• [TASK TO COMPLETE] List each line holding the string "Phase".

(Records about charts and figures)
## START

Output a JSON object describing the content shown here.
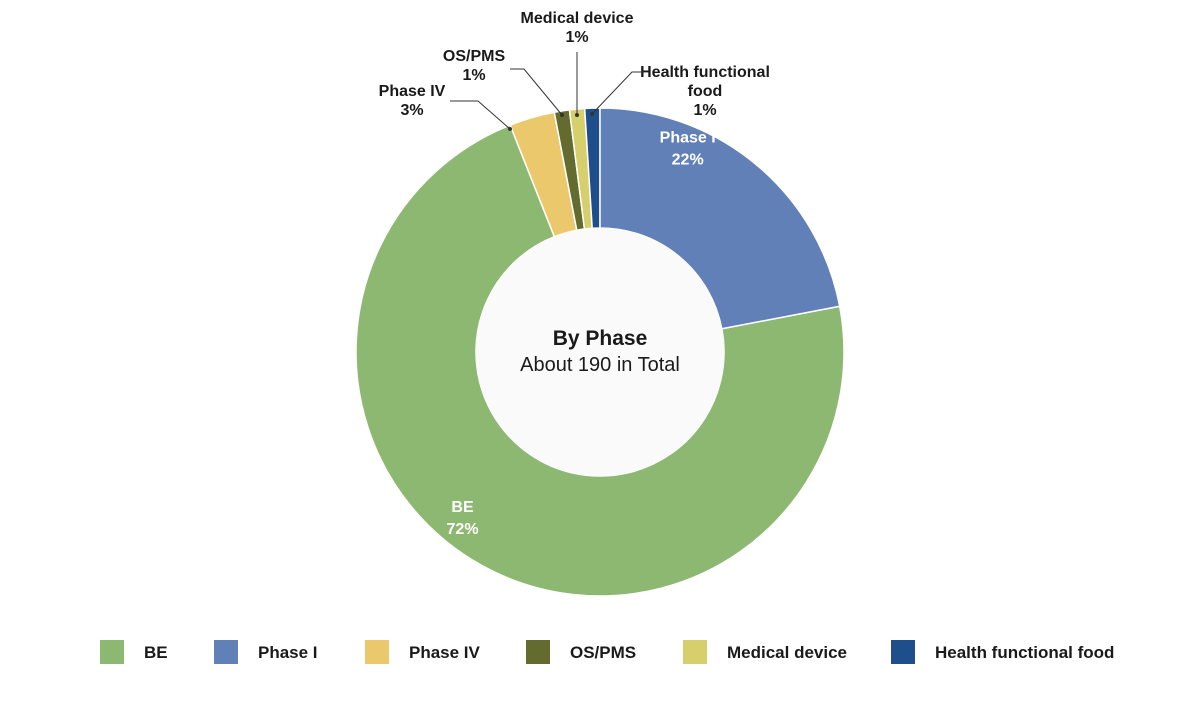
{
  "chart_data": {
    "type": "pie",
    "variant": "donut",
    "center_title": "By Phase",
    "center_subtitle": "About 190 in Total",
    "slices": [
      {
        "name": "BE",
        "value": 72,
        "value_label": "72%",
        "color": "#8db872"
      },
      {
        "name": "Phase IV",
        "value": 3,
        "value_label": "3%",
        "color": "#ebc86b"
      },
      {
        "name": "OS/PMS",
        "value": 1,
        "value_label": "1%",
        "color": "#636b2f"
      },
      {
        "name": "Medical device",
        "value": 1,
        "value_label": "1%",
        "color": "#d6cf6b"
      },
      {
        "name": "Health functional food",
        "value": 1,
        "value_label": "1%",
        "color": "#1f4e8c"
      },
      {
        "name": "Phase I",
        "value": 22,
        "value_label": "22%",
        "color": "#6180b8"
      }
    ],
    "callout_labels": {
      "Phase IV": [
        "Phase IV",
        "3%"
      ],
      "OS/PMS": [
        "OS/PMS",
        "1%"
      ],
      "Medical device": [
        "Medical device",
        "1%"
      ],
      "Health functional food": [
        "Health functional",
        "food",
        "1%"
      ]
    },
    "legend": {
      "placement": "bottom",
      "items": [
        {
          "name": "BE",
          "color": "#8db872"
        },
        {
          "name": "Phase I",
          "color": "#6180b8"
        },
        {
          "name": "Phase IV",
          "color": "#ebc86b"
        },
        {
          "name": "OS/PMS",
          "color": "#636b2f"
        },
        {
          "name": "Medical device",
          "color": "#d6cf6b"
        },
        {
          "name": "Health functional food",
          "color": "#1f4e8c"
        }
      ]
    }
  }
}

## END

• [WRITTEN SOLUTION]
    "center_title": "By Phase",
        "name": "Phase IV",
        "name": "Phase I",
      "Phase IV": [
        "Phase IV",
          "name": "Phase I",
          "name": "Phase IV",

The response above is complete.